TEXTE À LIRE:
::::::::

Les 22 membres de l'ESA (la plupart des pays de l'UE, le Royaume-Uni, la Suisse et la Norvège), s'en sont tenus à sa proposition d'un concours entre industriels pour fournir un service de vaisseau-cargo jusqu'à la Station spatiale internationale (ISS) d'ici 2028.

Dans sa résolution finale, le Conseil a donné son aval à "ce rôle innovant pour l'Agence d'être un client d'ancrage, qui rend possible des développements technologiques avec un partage des risques bien compris avec les entreprises", selon le texte.

Le Conseil de l'ESA embrasse désormais la "concurrence", qui est "souhaitable dans le contexte de l'accès européen à l'espace". Un principe qui va se heurter à celui actuellement en vigueur du "retour géographique", prévoyant que l'investissement de chaque pays se traduise par des retombées industrielles équivalentes pour ses entreprises. Josef Aschbacher a d'ailleurs indiqué que ce principe "doit maintenant être remis en question".

::::::::

Données de découpage de page:
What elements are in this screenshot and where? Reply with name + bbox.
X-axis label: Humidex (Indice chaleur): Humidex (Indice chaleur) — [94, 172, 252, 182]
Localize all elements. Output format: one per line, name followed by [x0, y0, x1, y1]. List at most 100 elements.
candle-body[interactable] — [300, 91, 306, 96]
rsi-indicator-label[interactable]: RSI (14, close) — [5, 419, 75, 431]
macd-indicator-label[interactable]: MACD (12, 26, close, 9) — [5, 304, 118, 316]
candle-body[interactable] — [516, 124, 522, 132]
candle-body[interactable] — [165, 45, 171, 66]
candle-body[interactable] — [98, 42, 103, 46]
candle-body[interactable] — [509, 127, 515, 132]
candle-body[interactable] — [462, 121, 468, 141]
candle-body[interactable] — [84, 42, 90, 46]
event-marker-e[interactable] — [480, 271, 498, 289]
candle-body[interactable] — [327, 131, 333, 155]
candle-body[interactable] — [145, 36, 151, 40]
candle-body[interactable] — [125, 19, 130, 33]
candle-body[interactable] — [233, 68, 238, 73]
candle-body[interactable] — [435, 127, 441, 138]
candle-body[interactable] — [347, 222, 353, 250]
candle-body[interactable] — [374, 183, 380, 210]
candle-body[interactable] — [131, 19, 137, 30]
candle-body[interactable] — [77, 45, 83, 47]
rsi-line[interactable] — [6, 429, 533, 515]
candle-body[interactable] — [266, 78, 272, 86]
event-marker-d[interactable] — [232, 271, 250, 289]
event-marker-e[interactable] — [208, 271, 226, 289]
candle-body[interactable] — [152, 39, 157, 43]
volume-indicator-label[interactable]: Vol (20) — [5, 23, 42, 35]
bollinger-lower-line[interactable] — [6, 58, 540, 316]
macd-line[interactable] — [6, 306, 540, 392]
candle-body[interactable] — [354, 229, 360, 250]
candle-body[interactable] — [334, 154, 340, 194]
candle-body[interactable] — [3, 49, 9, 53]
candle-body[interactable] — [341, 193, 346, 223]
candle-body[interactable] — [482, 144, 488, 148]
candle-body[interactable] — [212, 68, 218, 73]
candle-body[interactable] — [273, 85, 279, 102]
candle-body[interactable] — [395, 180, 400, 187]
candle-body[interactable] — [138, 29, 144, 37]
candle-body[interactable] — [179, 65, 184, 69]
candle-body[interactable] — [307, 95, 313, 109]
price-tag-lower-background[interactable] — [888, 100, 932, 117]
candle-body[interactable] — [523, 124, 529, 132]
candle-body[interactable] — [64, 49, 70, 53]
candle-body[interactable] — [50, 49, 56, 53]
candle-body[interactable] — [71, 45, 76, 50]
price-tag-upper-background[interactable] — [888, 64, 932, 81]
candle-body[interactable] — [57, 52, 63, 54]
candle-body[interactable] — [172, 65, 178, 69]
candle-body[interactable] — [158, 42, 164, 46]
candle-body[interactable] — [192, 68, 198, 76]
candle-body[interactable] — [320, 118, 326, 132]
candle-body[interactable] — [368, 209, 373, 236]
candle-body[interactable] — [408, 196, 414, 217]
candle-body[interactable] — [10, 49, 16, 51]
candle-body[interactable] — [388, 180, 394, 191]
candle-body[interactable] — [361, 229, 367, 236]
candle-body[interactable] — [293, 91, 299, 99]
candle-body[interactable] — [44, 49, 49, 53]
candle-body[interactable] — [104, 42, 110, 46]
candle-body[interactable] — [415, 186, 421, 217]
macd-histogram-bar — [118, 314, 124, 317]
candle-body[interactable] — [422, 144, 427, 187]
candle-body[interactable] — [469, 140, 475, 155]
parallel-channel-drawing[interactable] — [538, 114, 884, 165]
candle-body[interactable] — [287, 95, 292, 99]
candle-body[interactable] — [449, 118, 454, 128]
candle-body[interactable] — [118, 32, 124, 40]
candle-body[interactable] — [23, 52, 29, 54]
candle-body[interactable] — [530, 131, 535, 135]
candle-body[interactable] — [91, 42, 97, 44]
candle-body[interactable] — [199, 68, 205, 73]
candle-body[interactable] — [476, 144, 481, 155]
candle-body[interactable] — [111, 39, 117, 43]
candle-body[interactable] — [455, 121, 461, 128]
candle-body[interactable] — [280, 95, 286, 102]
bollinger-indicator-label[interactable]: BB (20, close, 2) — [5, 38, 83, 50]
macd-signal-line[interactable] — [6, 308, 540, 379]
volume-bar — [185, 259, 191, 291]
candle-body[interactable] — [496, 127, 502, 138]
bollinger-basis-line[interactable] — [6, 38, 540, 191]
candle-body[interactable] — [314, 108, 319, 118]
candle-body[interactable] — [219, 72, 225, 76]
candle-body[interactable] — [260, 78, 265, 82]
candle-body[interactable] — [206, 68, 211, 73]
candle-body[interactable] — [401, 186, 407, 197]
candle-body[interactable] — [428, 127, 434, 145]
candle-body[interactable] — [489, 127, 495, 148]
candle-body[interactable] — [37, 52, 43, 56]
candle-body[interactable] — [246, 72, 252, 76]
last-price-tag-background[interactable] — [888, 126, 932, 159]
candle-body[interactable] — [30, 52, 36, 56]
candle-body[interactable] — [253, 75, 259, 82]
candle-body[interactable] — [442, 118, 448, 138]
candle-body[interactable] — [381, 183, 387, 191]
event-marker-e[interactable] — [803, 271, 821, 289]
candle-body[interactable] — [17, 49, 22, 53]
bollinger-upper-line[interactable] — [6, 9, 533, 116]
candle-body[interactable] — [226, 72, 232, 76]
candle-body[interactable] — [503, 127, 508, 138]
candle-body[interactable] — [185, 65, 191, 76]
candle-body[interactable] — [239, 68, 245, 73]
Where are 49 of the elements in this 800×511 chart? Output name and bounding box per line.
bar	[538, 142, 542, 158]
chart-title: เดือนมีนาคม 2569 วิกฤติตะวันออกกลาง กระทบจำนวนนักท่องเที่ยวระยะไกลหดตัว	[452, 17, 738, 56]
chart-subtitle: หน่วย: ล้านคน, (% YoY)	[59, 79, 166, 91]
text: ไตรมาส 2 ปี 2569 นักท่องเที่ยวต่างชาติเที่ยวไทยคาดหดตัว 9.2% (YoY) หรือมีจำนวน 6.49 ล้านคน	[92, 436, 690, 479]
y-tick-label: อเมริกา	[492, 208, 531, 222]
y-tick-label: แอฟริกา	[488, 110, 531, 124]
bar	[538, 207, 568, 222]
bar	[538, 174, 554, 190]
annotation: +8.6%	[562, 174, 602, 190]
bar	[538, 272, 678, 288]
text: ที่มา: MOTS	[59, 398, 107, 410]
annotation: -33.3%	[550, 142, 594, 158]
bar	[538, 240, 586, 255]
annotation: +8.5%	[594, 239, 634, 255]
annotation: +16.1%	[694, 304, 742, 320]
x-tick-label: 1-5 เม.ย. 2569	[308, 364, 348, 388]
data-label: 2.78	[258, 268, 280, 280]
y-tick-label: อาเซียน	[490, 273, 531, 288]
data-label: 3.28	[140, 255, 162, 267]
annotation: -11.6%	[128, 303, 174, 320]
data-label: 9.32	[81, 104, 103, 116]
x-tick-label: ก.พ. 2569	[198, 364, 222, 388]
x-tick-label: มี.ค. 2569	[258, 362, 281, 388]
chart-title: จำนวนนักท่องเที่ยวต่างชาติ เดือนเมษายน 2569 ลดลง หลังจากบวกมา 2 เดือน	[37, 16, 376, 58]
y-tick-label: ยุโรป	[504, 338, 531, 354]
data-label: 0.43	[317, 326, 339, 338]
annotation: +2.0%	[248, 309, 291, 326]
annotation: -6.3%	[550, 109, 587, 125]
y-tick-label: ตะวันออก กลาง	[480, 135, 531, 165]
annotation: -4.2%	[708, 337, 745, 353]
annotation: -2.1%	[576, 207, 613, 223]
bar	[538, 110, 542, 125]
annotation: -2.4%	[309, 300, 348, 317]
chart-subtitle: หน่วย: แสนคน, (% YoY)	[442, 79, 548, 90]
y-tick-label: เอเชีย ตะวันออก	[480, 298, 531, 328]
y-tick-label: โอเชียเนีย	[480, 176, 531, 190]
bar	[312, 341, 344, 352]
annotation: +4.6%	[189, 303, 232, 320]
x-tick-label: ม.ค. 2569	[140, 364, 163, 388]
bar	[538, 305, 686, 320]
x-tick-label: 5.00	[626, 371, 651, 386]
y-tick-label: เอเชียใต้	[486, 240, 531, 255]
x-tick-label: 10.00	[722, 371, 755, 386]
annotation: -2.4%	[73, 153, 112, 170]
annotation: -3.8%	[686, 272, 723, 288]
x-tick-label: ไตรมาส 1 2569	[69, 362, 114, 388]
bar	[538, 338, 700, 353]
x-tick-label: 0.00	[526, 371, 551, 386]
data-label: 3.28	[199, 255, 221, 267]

::::::::

DÉTAILS DU PROBLÈME:
Reprenez le texte sur l'ESA et poursuivez-le à partir de sa dernière phrase. Ces lignes n'ont aucun rapport avec le texte sur l'ESA.

RÉSULTAT DE L'EXERCICE:
Une première étape avant les vols habités

L'Europe n'a aujourd'hui pas de moyens propres pour envoyer des astronautes dans l'espace, et Josef Aschbacher rappelle volontiers qu'elle doit choisir si elle veut une place à la mesure de ses ambitions, ou si elle doit se contenter d'un "strapontin" dans les fusées des autres puissances spatiales.

Dans un rapport commandé par l'ESA, des experts appelaient en avril l'Europe à garantir une "présence permanente et indépendante" sur les orbites terrestre et lunaire, ainsi que sur la Lune.

"Si on veut faire des vols habités, c'est une première étape", selon une autre source proche des discussions. "Il faut être capable d'envoyer un cargo sur une station et de revenir. C'est la première brique", a-t-elle ajouté.

Un soutien de 340 millions d'euros pour Ariane-6

Le deuxième grand sujet abordé par le Conseil a été la "crise des lanceurs", qui "est la plus sérieuse" dans l'histoire de l'Europe spatiale, selon le patron de l'ESA.

Avec un lanceur lourd Ariane-6 dont le vol inaugural interviendra au mieux en 2024, et un lanceur léger Vega-C toujours pas retourné en vol, le continent dépend des fusées de l'Américain Space X, les fusées russes Soyouz n'étant plus à l'ordre du jour.

Les Etats doivent trouver un modèle d'exploitation à long terme pour Ariane 6, qu'il va falloir subventionner, une fois atteint son rythme de croisière, à partir du 16e vol à l'horizon 2027-2028. Un soutien de l'ordre de 340 millions d'euros a été acté à l'issue de négociations entre la France, l'Allemagne et l'Italie, les trois principaux contributeurs au programme Ariane-6.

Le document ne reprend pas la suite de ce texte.